→ **Task to carry out**:
Isolate every line in the data with the string "Assembly" and copy it.

→ **Supplied records**:
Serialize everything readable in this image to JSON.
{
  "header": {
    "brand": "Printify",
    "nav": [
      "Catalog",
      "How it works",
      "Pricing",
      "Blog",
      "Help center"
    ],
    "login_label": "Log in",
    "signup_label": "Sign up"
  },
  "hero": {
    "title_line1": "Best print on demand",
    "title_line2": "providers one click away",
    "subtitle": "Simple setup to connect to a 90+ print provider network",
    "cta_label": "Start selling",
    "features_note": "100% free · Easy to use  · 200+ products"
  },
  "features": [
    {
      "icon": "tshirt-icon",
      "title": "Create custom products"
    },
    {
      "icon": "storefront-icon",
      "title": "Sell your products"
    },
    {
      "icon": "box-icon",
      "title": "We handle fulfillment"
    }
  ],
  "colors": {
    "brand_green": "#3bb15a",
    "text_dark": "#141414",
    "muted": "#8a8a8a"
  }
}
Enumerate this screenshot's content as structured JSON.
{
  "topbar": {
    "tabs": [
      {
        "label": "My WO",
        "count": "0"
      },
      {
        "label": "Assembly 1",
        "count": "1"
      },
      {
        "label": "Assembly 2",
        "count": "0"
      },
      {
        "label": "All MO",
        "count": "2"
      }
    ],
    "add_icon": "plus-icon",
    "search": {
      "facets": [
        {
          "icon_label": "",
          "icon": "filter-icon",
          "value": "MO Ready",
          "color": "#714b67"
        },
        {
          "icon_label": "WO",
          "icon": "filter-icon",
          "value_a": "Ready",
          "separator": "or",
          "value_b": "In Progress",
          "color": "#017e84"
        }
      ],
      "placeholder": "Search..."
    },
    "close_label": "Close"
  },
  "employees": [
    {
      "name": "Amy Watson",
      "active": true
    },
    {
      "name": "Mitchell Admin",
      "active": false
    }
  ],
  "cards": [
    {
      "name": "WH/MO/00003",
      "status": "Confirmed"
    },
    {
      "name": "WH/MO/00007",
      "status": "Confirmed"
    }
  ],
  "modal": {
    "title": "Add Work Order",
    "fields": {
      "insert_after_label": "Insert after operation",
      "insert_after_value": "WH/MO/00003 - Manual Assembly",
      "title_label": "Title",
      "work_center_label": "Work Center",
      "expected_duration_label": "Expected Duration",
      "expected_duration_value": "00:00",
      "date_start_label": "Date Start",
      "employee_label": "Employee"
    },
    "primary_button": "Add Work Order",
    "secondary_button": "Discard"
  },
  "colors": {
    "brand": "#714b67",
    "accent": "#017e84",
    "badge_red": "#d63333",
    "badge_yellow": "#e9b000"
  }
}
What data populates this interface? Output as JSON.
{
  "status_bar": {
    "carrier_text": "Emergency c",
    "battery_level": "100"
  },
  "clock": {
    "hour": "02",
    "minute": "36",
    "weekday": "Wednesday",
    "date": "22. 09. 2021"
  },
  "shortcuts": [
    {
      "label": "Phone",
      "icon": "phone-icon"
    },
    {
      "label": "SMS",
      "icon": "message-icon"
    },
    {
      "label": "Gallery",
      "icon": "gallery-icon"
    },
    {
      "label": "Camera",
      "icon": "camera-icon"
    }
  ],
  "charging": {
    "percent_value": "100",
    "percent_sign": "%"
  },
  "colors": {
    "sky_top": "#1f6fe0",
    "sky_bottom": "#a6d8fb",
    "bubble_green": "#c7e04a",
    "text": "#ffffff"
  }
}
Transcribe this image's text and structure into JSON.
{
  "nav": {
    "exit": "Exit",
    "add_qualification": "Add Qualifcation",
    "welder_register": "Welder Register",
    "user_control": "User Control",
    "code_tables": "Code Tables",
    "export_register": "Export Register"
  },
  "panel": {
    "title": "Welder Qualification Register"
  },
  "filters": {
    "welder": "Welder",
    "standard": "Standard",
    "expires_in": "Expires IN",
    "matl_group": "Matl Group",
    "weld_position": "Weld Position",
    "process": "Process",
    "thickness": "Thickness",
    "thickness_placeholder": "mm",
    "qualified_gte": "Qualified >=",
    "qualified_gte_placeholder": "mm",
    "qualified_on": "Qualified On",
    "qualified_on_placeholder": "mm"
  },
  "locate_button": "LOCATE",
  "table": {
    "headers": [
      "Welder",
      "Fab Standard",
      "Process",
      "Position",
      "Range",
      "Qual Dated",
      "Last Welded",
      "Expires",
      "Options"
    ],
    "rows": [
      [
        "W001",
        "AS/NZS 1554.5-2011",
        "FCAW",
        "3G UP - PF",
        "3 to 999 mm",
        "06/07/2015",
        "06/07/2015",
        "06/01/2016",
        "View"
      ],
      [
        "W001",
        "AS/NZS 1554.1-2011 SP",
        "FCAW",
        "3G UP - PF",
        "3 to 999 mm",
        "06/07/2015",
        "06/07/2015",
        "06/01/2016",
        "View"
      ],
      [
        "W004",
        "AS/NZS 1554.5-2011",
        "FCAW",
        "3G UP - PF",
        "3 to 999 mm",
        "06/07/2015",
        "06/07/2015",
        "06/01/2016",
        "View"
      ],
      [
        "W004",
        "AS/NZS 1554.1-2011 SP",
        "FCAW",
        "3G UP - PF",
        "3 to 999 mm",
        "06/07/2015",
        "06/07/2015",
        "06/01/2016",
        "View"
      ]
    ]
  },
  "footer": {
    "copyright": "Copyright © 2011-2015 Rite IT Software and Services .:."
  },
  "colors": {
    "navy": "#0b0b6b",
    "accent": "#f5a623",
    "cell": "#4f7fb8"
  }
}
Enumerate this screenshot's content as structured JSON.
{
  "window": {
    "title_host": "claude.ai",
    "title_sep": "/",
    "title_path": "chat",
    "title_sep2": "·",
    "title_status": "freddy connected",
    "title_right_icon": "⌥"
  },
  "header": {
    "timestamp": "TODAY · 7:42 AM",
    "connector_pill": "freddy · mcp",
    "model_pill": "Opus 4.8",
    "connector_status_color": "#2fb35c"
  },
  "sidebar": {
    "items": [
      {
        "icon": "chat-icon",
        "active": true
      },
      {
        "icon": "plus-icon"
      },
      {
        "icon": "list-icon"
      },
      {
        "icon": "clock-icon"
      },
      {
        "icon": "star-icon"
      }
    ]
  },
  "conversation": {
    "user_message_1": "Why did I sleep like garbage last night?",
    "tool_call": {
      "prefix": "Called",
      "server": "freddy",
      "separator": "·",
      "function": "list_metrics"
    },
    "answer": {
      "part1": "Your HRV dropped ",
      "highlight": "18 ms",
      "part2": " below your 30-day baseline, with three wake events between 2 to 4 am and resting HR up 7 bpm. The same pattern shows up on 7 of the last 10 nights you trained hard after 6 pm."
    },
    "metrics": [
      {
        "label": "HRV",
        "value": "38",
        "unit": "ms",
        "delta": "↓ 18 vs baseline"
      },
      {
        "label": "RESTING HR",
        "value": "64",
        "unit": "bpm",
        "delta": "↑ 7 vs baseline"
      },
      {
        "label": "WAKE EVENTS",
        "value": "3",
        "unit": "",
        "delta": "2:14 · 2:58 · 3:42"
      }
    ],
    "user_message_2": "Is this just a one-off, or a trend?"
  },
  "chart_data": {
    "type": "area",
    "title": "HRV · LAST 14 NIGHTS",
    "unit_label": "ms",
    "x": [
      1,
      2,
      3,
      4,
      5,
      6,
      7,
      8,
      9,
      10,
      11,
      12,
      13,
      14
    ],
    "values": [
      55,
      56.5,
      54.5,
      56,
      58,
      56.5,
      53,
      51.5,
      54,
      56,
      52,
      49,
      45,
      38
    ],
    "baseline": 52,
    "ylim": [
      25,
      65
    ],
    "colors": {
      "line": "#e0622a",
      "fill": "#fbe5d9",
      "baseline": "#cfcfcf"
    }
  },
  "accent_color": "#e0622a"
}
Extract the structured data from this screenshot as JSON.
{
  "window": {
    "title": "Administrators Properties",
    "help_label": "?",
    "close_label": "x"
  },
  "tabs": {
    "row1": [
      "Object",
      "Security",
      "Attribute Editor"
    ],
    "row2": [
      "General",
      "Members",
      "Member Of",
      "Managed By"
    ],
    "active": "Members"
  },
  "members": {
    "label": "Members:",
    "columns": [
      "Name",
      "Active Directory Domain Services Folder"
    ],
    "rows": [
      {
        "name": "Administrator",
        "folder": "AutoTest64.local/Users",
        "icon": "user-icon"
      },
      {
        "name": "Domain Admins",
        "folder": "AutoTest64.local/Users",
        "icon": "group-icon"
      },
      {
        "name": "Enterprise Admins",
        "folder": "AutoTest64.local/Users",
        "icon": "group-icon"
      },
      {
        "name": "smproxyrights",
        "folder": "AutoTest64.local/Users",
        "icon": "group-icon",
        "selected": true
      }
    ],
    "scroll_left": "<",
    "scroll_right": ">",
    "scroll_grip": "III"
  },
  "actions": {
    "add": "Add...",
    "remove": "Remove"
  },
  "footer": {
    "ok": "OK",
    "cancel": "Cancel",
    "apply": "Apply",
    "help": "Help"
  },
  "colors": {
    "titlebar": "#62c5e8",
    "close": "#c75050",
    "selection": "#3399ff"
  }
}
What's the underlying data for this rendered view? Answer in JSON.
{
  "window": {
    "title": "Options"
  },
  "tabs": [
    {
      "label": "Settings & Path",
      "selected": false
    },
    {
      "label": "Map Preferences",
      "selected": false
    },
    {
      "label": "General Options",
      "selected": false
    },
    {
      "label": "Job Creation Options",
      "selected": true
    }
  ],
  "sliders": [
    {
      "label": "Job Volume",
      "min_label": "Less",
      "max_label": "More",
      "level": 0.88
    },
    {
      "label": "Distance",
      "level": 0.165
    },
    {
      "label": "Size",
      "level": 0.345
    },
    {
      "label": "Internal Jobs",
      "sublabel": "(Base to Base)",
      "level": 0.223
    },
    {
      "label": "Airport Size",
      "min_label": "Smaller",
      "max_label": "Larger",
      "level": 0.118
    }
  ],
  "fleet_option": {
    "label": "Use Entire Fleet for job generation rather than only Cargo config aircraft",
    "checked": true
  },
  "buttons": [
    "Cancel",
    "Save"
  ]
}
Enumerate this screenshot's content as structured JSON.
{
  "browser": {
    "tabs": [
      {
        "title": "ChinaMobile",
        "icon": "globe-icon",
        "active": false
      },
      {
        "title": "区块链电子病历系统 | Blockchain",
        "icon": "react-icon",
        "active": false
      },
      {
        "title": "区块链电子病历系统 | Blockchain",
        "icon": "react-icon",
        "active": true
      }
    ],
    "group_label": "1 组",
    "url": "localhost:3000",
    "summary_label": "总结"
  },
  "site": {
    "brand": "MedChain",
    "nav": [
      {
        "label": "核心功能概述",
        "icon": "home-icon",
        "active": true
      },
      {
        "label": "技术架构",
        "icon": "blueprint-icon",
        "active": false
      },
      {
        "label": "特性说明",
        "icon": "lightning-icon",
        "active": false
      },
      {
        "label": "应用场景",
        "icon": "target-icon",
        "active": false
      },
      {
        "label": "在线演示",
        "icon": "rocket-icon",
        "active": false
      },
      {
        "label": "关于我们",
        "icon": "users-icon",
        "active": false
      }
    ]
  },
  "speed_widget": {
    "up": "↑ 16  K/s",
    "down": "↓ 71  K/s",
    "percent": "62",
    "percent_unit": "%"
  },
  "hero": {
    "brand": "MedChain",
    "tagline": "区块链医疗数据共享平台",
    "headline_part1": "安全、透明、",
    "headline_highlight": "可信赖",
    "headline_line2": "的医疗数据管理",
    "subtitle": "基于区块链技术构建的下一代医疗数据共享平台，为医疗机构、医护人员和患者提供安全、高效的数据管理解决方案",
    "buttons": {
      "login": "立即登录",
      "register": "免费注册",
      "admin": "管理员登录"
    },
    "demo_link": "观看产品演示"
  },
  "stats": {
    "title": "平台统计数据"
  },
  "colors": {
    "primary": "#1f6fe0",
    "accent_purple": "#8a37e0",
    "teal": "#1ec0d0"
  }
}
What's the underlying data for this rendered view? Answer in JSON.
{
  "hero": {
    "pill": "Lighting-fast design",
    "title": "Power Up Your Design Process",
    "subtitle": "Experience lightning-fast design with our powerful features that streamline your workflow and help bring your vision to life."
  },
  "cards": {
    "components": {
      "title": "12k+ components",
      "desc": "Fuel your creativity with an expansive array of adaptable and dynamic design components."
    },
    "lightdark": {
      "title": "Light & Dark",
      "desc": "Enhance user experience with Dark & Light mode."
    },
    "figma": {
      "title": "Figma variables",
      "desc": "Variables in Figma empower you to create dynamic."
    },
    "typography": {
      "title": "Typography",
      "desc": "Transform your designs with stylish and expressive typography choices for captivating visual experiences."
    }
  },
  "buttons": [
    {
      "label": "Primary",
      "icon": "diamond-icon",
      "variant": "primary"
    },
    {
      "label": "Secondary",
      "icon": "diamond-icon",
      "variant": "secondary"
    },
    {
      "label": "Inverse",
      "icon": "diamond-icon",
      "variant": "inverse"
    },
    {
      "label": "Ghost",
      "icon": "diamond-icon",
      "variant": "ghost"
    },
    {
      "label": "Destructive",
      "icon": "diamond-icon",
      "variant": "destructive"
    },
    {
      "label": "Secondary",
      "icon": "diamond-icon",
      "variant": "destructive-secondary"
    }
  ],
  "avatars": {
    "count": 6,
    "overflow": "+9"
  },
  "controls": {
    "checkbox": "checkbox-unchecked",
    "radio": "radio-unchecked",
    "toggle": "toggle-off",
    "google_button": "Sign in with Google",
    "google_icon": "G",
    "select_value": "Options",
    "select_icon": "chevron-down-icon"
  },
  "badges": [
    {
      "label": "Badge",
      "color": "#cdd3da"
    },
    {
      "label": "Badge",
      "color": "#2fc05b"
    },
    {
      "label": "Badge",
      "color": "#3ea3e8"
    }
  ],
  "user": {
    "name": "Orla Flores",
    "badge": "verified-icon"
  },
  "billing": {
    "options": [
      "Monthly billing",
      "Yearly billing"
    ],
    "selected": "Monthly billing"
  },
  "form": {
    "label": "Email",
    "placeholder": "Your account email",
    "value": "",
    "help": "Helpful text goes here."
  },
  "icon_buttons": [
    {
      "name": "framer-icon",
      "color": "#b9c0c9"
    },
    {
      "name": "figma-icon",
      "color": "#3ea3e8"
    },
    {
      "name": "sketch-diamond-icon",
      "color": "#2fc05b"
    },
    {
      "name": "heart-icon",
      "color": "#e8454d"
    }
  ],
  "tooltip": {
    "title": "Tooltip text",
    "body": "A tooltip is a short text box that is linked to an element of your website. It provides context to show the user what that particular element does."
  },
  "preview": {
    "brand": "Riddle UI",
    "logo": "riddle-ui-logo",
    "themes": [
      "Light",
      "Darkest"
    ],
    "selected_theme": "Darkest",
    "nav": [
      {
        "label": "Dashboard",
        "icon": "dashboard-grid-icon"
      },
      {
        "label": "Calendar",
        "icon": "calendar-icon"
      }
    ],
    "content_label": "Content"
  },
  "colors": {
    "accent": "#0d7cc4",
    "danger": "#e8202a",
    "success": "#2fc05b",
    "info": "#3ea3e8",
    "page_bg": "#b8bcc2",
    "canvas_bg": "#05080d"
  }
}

→ **Exercise solution**:
        "label": "Assembly 1",
        "label": "Assembly 2",
      "insert_after_value": "WH/MO/00003 - Manual Assembly",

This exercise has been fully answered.